# Texte de la page
———

La proportion de refus des demandes d’indemnités et les motifs invoqués démontrent nettement la nécessité de transmettre une information pertinente et complète au consommateur, avant et au moment de l’achat du produit pour lui permettre de prendre une décision éclairée vis-à-vis du produit, juge l’organisme de surveillance.
Meilleures explications des motifs de refus
L’Autorité a observé des lacunes dans les processus de traitements et de règlement. Or, insiste l’organisme, les motifs de refus doivent être clairement expliqués à l’assuré. Celui-ci doit connaître les raisons pour lesquelles son dossier ne répond pas à la définition de la maladie prévue au contrat ou les motifs d’application d’une limitation ou d’une exclusion. Le client ne devrait pas avoir à recourir à son médecin traitant pour comprendre les termes techniques de son assurance ou de la lettre de refus.

———

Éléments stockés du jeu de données

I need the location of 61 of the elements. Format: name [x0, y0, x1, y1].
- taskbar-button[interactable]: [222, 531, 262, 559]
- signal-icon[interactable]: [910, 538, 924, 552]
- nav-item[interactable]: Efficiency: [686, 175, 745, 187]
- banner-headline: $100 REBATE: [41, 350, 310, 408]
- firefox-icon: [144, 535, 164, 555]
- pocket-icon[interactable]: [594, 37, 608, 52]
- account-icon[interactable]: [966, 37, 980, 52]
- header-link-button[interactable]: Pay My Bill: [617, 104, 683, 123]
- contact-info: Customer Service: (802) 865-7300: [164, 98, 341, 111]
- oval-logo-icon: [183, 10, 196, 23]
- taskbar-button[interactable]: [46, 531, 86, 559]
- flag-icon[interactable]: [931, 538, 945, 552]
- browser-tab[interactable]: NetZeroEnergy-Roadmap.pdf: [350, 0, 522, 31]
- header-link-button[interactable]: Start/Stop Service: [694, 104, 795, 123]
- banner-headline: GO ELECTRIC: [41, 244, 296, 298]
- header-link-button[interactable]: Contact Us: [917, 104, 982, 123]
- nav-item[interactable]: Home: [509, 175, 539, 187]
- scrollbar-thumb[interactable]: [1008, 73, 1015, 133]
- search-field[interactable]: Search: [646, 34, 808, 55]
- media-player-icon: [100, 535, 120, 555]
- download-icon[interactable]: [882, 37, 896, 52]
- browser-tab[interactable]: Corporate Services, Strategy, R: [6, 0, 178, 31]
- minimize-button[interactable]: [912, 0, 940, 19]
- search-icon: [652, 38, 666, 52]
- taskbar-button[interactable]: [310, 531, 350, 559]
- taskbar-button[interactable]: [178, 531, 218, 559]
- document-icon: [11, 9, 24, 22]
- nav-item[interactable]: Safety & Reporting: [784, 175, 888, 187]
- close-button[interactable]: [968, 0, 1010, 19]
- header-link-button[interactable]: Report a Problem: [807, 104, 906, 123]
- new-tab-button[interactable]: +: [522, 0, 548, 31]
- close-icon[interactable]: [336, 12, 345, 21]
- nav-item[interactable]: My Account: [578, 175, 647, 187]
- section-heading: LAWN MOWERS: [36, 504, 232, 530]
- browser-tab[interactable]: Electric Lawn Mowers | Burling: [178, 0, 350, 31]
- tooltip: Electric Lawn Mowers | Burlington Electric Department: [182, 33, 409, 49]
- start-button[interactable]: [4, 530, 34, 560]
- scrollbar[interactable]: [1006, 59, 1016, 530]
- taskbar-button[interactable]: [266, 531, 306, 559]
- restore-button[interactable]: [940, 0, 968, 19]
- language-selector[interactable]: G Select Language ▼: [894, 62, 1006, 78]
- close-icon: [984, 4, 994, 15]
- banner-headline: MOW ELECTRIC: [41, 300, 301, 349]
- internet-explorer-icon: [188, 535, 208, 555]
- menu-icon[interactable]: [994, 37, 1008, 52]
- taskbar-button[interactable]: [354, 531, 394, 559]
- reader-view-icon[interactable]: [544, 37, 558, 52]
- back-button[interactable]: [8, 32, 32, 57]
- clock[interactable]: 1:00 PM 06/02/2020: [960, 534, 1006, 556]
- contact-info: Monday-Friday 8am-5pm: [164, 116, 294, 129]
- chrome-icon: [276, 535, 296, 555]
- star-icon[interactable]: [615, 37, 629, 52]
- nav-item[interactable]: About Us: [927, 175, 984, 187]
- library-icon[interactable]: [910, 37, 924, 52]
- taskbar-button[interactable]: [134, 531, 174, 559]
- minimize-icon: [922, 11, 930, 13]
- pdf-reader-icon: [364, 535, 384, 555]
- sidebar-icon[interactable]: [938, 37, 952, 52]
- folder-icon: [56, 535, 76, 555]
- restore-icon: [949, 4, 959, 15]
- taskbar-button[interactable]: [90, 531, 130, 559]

———

# Énoncé
Comment traduire en anglais cette phrase du texte sur les refus d'indemnités : « Le client ne devrait pas avoir à recourir à son médecin traitant pour comprendre les termes techniques de son assurance ou de la lettre de refus. » ?

# Résultat obtenu
The client should not have to turn to their attending physician to understand the technical terms of their insurance or of the refusal letter.